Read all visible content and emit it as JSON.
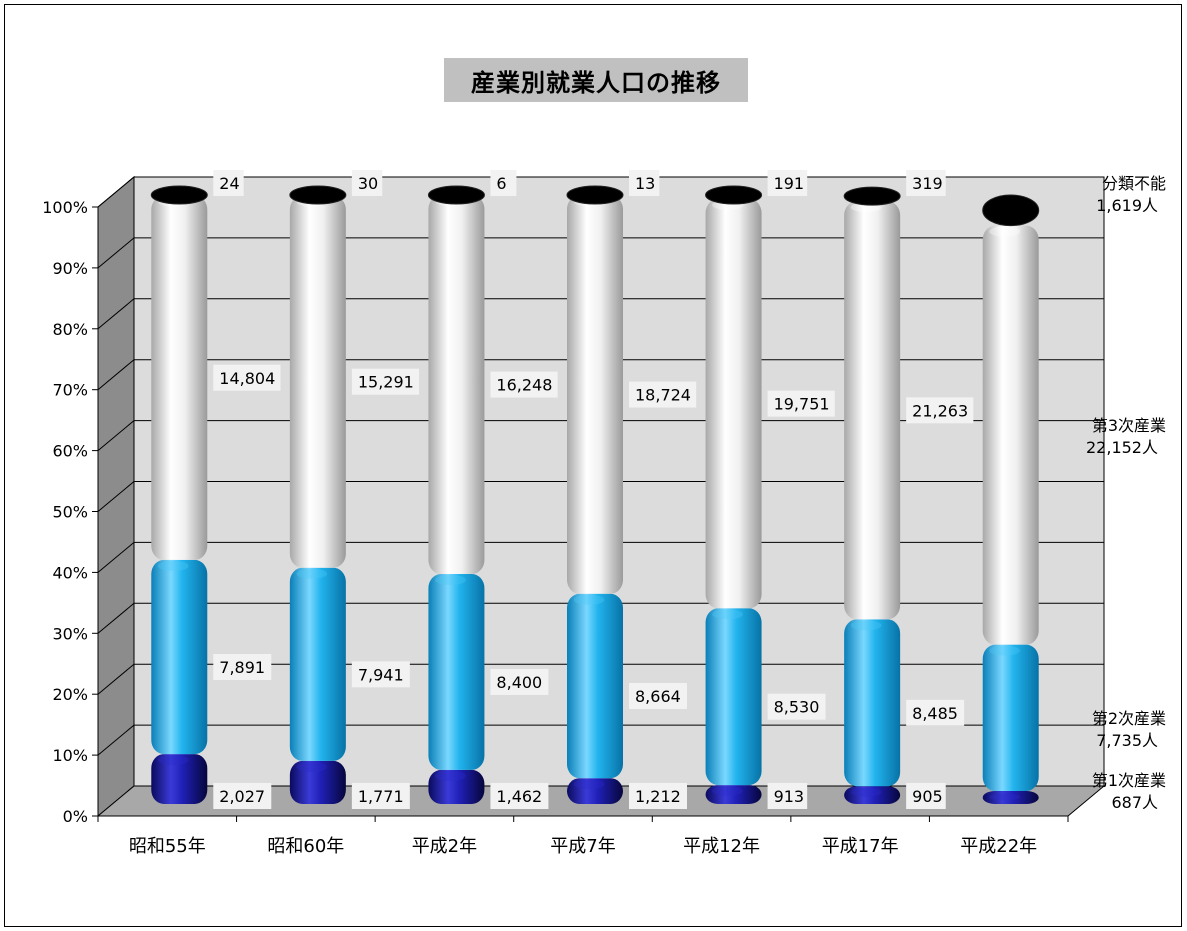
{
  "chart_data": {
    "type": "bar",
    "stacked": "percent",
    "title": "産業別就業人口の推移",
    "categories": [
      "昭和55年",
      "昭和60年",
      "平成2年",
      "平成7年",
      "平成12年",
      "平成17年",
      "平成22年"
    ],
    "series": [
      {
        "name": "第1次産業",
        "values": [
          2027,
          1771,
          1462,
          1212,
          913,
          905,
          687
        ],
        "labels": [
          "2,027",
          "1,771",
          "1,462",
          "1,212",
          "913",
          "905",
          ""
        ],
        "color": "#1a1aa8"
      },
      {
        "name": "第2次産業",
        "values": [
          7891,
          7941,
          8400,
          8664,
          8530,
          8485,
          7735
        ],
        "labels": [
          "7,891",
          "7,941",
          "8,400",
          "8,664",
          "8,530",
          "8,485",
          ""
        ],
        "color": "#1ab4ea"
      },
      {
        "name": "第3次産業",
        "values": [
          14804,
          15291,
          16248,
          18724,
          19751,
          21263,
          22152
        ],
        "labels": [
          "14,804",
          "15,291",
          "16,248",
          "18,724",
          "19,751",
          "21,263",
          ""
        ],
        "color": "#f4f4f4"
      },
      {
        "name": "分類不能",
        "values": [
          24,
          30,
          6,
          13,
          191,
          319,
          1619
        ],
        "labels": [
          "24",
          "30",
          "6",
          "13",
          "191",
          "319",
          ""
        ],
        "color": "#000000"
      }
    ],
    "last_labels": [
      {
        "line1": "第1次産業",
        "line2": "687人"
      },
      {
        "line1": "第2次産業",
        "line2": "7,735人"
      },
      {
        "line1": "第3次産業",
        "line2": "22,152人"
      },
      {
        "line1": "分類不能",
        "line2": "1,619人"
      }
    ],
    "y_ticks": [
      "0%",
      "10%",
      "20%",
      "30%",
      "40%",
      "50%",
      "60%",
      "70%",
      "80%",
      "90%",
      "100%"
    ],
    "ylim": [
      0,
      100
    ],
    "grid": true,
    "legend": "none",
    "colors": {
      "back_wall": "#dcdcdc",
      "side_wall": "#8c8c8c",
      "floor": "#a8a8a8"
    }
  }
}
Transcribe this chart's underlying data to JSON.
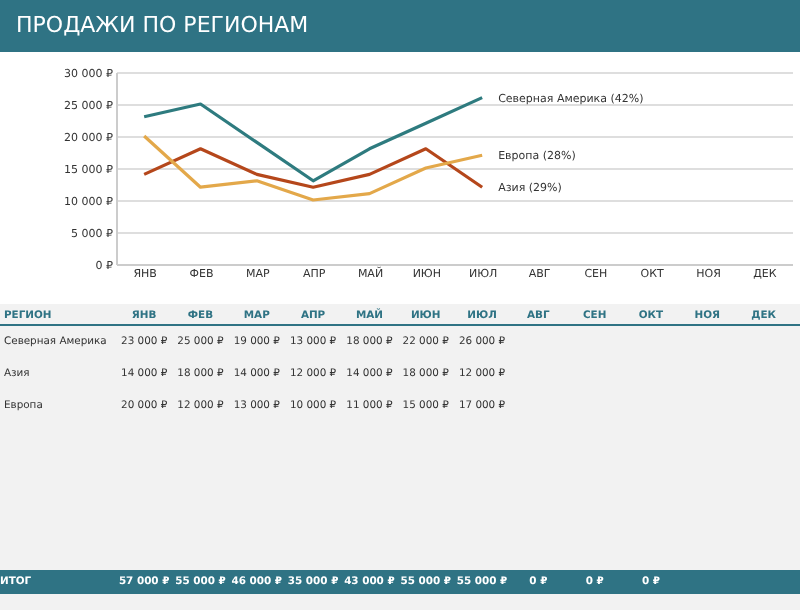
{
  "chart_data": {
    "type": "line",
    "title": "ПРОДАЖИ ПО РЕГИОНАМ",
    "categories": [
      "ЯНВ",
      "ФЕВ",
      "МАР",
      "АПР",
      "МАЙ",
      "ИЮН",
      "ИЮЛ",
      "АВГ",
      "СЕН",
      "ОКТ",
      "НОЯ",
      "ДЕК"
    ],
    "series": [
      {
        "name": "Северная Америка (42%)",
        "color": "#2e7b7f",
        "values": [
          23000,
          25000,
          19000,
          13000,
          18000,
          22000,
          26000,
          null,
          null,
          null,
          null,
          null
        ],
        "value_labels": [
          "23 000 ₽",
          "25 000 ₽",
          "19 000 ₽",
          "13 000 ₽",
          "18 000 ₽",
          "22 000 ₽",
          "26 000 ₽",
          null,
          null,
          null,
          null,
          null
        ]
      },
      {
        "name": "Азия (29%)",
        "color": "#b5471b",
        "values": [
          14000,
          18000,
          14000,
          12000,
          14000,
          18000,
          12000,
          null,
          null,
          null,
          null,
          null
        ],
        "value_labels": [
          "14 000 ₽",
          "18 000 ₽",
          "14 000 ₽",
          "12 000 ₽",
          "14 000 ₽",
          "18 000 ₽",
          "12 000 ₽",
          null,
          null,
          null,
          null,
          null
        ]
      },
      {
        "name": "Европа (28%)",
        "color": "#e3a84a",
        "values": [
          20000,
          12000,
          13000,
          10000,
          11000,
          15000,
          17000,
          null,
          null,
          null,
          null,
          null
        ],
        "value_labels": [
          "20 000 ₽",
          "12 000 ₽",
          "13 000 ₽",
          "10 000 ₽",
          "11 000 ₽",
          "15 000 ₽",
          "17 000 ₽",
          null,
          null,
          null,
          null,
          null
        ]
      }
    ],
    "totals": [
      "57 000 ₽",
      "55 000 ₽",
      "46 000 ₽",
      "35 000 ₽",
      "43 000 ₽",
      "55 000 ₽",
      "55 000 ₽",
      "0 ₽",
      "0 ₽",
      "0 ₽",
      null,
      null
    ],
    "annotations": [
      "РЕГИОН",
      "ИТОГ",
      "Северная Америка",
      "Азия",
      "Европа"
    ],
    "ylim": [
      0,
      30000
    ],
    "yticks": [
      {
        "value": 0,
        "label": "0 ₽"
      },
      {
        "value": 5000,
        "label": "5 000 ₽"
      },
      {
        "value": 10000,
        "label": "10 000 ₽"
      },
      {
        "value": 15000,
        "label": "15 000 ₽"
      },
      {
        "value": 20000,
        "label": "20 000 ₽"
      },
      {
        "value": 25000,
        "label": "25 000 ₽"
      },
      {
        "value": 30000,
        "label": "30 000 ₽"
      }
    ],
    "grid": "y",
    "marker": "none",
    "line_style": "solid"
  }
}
──────────────────────────────
== Work to complete ==
Pick out all lines containing the string "Северная".

== Solved exercise ==
        "name": "Северная Америка (42%)",
      "Северная Америка",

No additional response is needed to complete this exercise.